• [TASK MATERIAL]:
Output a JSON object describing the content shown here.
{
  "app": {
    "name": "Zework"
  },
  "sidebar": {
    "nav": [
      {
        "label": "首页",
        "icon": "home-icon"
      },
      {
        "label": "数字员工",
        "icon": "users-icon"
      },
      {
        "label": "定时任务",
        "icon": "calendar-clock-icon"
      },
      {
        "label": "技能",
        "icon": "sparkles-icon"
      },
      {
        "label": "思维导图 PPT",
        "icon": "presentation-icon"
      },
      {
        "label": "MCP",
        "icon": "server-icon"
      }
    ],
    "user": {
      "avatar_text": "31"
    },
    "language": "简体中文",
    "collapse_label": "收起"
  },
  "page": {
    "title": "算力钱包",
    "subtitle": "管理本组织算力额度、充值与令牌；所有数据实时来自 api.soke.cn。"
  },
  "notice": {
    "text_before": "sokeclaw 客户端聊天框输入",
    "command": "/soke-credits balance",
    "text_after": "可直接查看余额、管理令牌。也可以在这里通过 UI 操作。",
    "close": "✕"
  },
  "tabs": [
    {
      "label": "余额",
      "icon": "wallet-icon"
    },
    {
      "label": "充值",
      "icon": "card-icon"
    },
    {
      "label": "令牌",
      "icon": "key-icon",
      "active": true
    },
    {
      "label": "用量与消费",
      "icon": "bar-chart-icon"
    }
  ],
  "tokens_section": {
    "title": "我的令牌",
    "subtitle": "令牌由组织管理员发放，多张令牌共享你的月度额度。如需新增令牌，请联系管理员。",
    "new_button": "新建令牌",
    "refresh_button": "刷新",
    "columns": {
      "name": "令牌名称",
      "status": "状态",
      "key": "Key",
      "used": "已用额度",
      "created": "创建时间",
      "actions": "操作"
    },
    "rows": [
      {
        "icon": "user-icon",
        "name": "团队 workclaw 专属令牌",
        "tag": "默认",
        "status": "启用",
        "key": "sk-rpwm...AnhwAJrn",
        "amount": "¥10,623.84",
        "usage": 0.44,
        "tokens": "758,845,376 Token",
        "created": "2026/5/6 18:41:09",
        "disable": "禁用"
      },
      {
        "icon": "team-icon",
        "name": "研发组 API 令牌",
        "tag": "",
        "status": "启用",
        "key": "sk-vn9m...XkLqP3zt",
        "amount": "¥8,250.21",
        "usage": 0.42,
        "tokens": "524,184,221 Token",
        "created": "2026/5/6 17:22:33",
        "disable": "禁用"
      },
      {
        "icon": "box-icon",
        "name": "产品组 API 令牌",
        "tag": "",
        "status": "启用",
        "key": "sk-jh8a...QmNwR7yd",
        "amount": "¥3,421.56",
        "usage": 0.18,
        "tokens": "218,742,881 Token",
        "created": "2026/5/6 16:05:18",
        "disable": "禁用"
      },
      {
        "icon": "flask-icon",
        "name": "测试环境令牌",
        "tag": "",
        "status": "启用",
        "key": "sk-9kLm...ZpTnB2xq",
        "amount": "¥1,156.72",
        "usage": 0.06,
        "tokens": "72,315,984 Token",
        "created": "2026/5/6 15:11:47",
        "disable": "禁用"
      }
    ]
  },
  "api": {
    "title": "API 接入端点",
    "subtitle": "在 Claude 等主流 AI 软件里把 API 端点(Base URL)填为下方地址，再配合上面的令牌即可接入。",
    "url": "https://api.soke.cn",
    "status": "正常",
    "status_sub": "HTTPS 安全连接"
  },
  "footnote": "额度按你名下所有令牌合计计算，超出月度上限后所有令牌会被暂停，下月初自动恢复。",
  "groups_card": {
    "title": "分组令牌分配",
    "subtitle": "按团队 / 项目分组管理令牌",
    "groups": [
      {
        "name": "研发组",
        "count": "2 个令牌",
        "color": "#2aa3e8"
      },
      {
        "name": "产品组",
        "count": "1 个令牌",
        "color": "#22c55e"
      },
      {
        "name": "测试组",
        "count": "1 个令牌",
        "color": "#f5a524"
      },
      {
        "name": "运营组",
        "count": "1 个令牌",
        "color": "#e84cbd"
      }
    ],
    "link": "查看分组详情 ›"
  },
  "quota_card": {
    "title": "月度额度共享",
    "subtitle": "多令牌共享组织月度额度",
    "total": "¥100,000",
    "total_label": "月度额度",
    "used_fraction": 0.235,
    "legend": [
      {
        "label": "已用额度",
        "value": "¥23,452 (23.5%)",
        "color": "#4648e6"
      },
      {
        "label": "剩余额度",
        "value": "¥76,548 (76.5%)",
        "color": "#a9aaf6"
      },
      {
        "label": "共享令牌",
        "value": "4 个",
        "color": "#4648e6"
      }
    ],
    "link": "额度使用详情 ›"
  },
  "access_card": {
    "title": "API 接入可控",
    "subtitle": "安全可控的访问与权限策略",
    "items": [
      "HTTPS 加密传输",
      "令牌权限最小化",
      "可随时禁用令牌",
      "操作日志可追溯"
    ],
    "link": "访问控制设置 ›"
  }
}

• [PROBLEM DETAILS]:
Reproduce the whole listing word for word.

• [ANSWER TO THE TASK]:
Output a JSON object describing the content shown here.
{
  "app": {
    "name": "Zework"
  },
  "sidebar": {
    "nav": [
      {
        "label": "首页",
        "icon": "home-icon"
      },
      {
        "label": "数字员工",
        "icon": "users-icon"
      },
      {
        "label": "定时任务",
        "icon": "calendar-clock-icon"
      },
      {
        "label": "技能",
        "icon": "sparkles-icon"
      },
      {
        "label": "思维导图 PPT",
        "icon": "presentation-icon"
      },
      {
        "label": "MCP",
        "icon": "server-icon"
      }
    ],
    "user": {
      "avatar_text": "31"
    },
    "language": "简体中文",
    "collapse_label": "收起"
  },
  "page": {
    "title": "算力钱包",
    "subtitle": "管理本组织算力额度、充值与令牌；所有数据实时来自 api.soke.cn。"
  },
  "notice": {
    "text_before": "sokeclaw 客户端聊天框输入",
    "command": "/soke-credits balance",
    "text_after": "可直接查看余额、管理令牌。也可以在这里通过 UI 操作。",
    "close": "✕"
  },
  "tabs": [
    {
      "label": "余额",
      "icon": "wallet-icon"
    },
    {
      "label": "充值",
      "icon": "card-icon"
    },
    {
      "label": "令牌",
      "icon": "key-icon",
      "active": true
    },
    {
      "label": "用量与消费",
      "icon": "bar-chart-icon"
    }
  ],
  "tokens_section": {
    "title": "我的令牌",
    "subtitle": "令牌由组织管理员发放，多张令牌共享你的月度额度。如需新增令牌，请联系管理员。",
    "new_button": "新建令牌",
    "refresh_button": "刷新",
    "columns": {
      "name": "令牌名称",
      "status": "状态",
      "key": "Key",
      "used": "已用额度",
      "created": "创建时间",
      "actions": "操作"
    },
    "rows": [
      {
        "icon": "user-icon",
        "name": "团队 workclaw 专属令牌",
        "tag": "默认",
        "status": "启用",
        "key": "sk-rpwm...AnhwAJrn",
        "amount": "¥10,623.84",
        "usage": 0.44,
        "tokens": "758,845,376 Token",
        "created": "2026/5/6 18:41:09",
        "disable": "禁用"
      },
      {
        "icon": "team-icon",
        "name": "研发组 API 令牌",
        "tag": "",
        "status": "启用",
        "key": "sk-vn9m...XkLqP3zt",
        "amount": "¥8,250.21",
        "usage": 0.42,
        "tokens": "524,184,221 Token",
        "created": "2026/5/6 17:22:33",
        "disable": "禁用"
      },
      {
        "icon": "box-icon",
        "name": "产品组 API 令牌",
        "tag": "",
        "status": "启用",
        "key": "sk-jh8a...QmNwR7yd",
        "amount": "¥3,421.56",
        "usage": 0.18,
        "tokens": "218,742,881 Token",
        "created": "2026/5/6 16:05:18",
        "disable": "禁用"
      },
      {
        "icon": "flask-icon",
        "name": "测试环境令牌",
        "tag": "",
        "status": "启用",
        "key": "sk-9kLm...ZpTnB2xq",
        "amount": "¥1,156.72",
        "usage": 0.06,
        "tokens": "72,315,984 Token",
        "created": "2026/5/6 15:11:47",
        "disable": "禁用"
      }
    ]
  },
  "api": {
    "title": "API 接入端点",
    "subtitle": "在 Claude 等主流 AI 软件里把 API 端点(Base URL)填为下方地址，再配合上面的令牌即可接入。",
    "url": "https://api.soke.cn",
    "status": "正常",
    "status_sub": "HTTPS 安全连接"
  },
  "footnote": "额度按你名下所有令牌合计计算，超出月度上限后所有令牌会被暂停，下月初自动恢复。",
  "groups_card": {
    "title": "分组令牌分配",
    "subtitle": "按团队 / 项目分组管理令牌",
    "groups": [
      {
        "name": "研发组",
        "count": "2 个令牌",
        "color": "#2aa3e8"
      },
      {
        "name": "产品组",
        "count": "1 个令牌",
        "color": "#22c55e"
      },
      {
        "name": "测试组",
        "count": "1 个令牌",
        "color": "#f5a524"
      },
      {
        "name": "运营组",
        "count": "1 个令牌",
        "color": "#e84cbd"
      }
    ],
    "link": "查看分组详情 ›"
  },
  "quota_card": {
    "title": "月度额度共享",
    "subtitle": "多令牌共享组织月度额度",
    "total": "¥100,000",
    "total_label": "月度额度",
    "used_fraction": 0.235,
    "legend": [
      {
        "label": "已用额度",
        "value": "¥23,452 (23.5%)",
        "color": "#4648e6"
      },
      {
        "label": "剩余额度",
        "value": "¥76,548 (76.5%)",
        "color": "#a9aaf6"
      },
      {
        "label": "共享令牌",
        "value": "4 个",
        "color": "#4648e6"
      }
    ],
    "link": "额度使用详情 ›"
  },
  "access_card": {
    "title": "API 接入可控",
    "subtitle": "安全可控的访问与权限策略",
    "items": [
      "HTTPS 加密传输",
      "令牌权限最小化",
      "可随时禁用令牌",
      "操作日志可追溯"
    ],
    "link": "访问控制设置 ›"
  }
}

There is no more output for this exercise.